ENTRIES SUPPLIED —

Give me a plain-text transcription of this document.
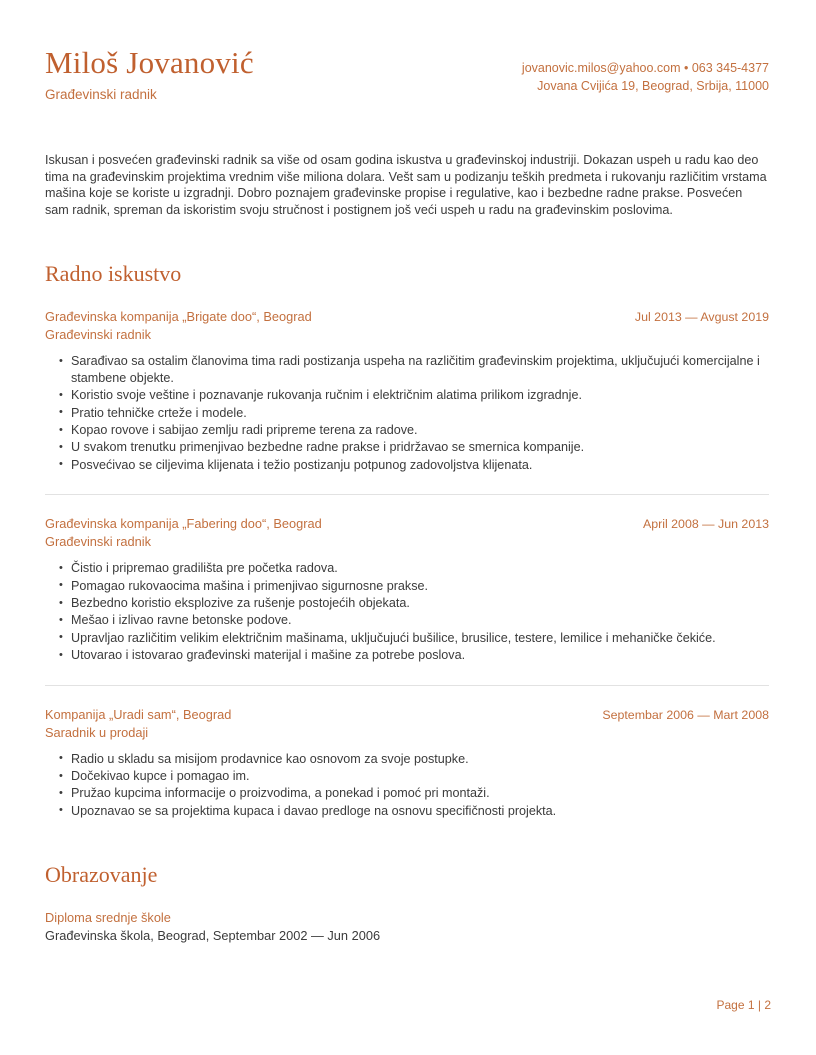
Miloš Jovanović
Građevinski radnik
jovanovic.milos@yahoo.com • 063 345-4377
Jovana Cvijića 19, Beograd, Srbija, 11000
Iskusan i posvećen građevinski radnik sa više od osam godina iskustva u građevinskoj industriji. Dokazan uspeh u radu kao deo tima na građevinskim projektima vrednim više miliona dolara. Vešt sam u podizanju teških predmeta i rukovanju različitim vrstama mašina koje se koriste u izgradnji. Dobro poznajem građevinske propise i regulative, kao i bezbedne radne prakse. Posvećen sam radnik, spreman da iskoristim svoju stručnost i postignem još veći uspeh u radu na građevinskim poslovima.
Radno iskustvo
Građevinska kompanija „Brigate doo“, Beograd	Jul 2013 — Avgust 2019
Građevinski radnik
• Sarađivao sa ostalim članovima tima radi postizanja uspeha na različitim građevinskim projektima, uključujući komercijalne i stambene objekte.
• Koristio svoje veštine i poznavanje rukovanja ručnim i električnim alatima prilikom izgradnje.
• Pratio tehničke crteže i modele.
• Kopao rovove i sabijao zemlju radi pripreme terena za radove.
• U svakom trenutku primenjivao bezbedne radne prakse i pridržavao se smernica kompanije.
• Posvećivao se ciljevima klijenata i težio postizanju potpunog zadovoljstva klijenata.
Građevinska kompanija „Fabering doo“, Beograd	April 2008 — Jun 2013
Građevinski radnik
• Čistio i pripremao gradilišta pre početka radova.
• Pomagao rukovaocima mašina i primenjivao sigurnosne prakse.
• Bezbedno koristio eksplozive za rušenje postojećih objekata.
• Mešao i izlivao ravne betonske podove.
• Upravljao različitim velikim električnim mašinama, uključujući bušilice, brusilice, testere, lemilice i mehaničke čekiće.
• Utovarao i istovarao građevinski materijal i mašine za potrebe poslova.
Kompanija „Uradi sam“, Beograd	Septembar 2006 — Mart 2008
Saradnik u prodaji
• Radio u skladu sa misijom prodavnice kao osnovom za svoje postupke.
• Dočekivao kupce i pomagao im.
• Pružao kupcima informacije o proizvodima, a ponekad i pomoć pri montaži.
• Upoznavao se sa projektima kupaca i davao predloge na osnovu specifičnosti projekta.
Obrazovanje
Diploma srednje škole
Građevinska škola, Beograd, Septembar 2002 — Jun 2006
Page 1 | 2
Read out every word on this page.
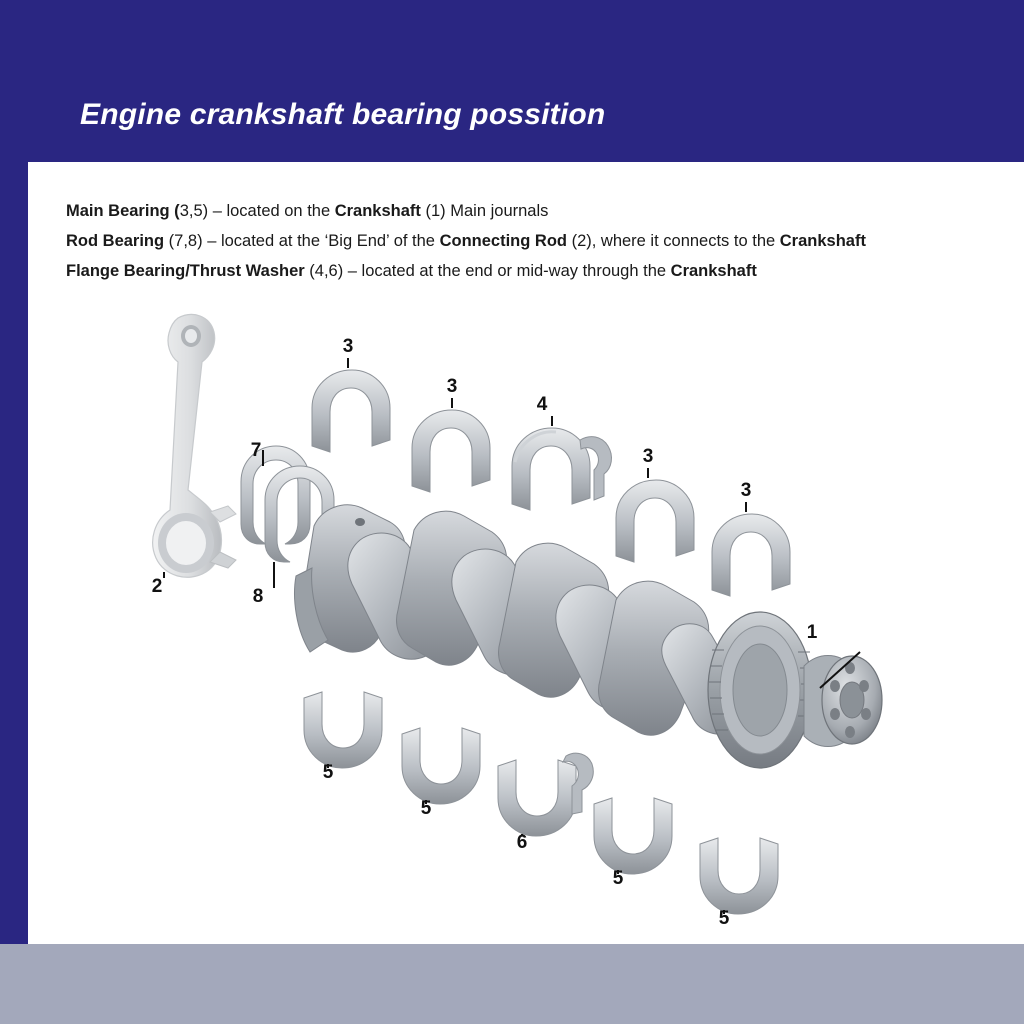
Engine crankshaft bearing possition
Main Bearing (3,5) – located on the Crankshaft (1) Main journals
Rod Bearing (7,8) – located at the ‘Big End’ of the Connecting Rod (2), where it connects to the Crankshaft
Flange Bearing/Thrust Washer (4,6) – located at the end or mid-way through the Crankshaft
2
7
8
3
3
4
3
3
1
5
5
6
5
5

AIM OF THE EXERCISE — All of the data above should be transcribed verbatim, with pictures omitted.

WORKED SOLUTION —
Give me a plain-text transcription of this document.
Miloš Jovanović
Građevinski radnik
jovanovic.milos@yahoo.com • 063 345-4377
Jovana Cvijića 19, Beograd, Srbija, 11000
Iskusan i posvećen građevinski radnik sa više od osam godina iskustva u građevinskoj industriji. Dokazan uspeh u radu kao deo tima na građevinskim projektima vrednim više miliona dolara. Vešt sam u podizanju teških predmeta i rukovanju različitim vrstama mašina koje se koriste u izgradnji. Dobro poznajem građevinske propise i regulative, kao i bezbedne radne prakse. Posvećen sam radnik, spreman da iskoristim svoju stručnost i postignem još veći uspeh u radu na građevinskim poslovima.
Radno iskustvo
Građevinska kompanija „Brigate doo“, Beograd	Jul 2013 — Avgust 2019
Građevinski radnik
• Sarađivao sa ostalim članovima tima radi postizanja uspeha na različitim građevinskim projektima, uključujući komercijalne i stambene objekte.
• Koristio svoje veštine i poznavanje rukovanja ručnim i električnim alatima prilikom izgradnje.
• Pratio tehničke crteže i modele.
• Kopao rovove i sabijao zemlju radi pripreme terena za radove.
• U svakom trenutku primenjivao bezbedne radne prakse i pridržavao se smernica kompanije.
• Posvećivao se ciljevima klijenata i težio postizanju potpunog zadovoljstva klijenata.
Građevinska kompanija „Fabering doo“, Beograd	April 2008 — Jun 2013
Građevinski radnik
• Čistio i pripremao gradilišta pre početka radova.
• Pomagao rukovaocima mašina i primenjivao sigurnosne prakse.
• Bezbedno koristio eksplozive za rušenje postojećih objekata.
• Mešao i izlivao ravne betonske podove.
• Upravljao različitim velikim električnim mašinama, uključujući bušilice, brusilice, testere, lemilice i mehaničke čekiće.
• Utovarao i istovarao građevinski materijal i mašine za potrebe poslova.
Kompanija „Uradi sam“, Beograd	Septembar 2006 — Mart 2008
Saradnik u prodaji
• Radio u skladu sa misijom prodavnice kao osnovom za svoje postupke.
• Dočekivao kupce i pomagao im.
• Pružao kupcima informacije o proizvodima, a ponekad i pomoć pri montaži.
• Upoznavao se sa projektima kupaca i davao predloge na osnovu specifičnosti projekta.
Obrazovanje
Diploma srednje škole
Građevinska škola, Beograd, Septembar 2002 — Jun 2006
Page 1 | 2
Read out every word on this page.
Engine crankshaft bearing possition
Main Bearing (3,5) – located on the Crankshaft (1) Main journals
Rod Bearing (7,8) – located at the ‘Big End’ of the Connecting Rod (2), where it connects to the Crankshaft
Flange Bearing/Thrust Washer (4,6) – located at the end or mid-way through the Crankshaft
2
7
8
3
3
4
3
3
1
5
5
6
5
5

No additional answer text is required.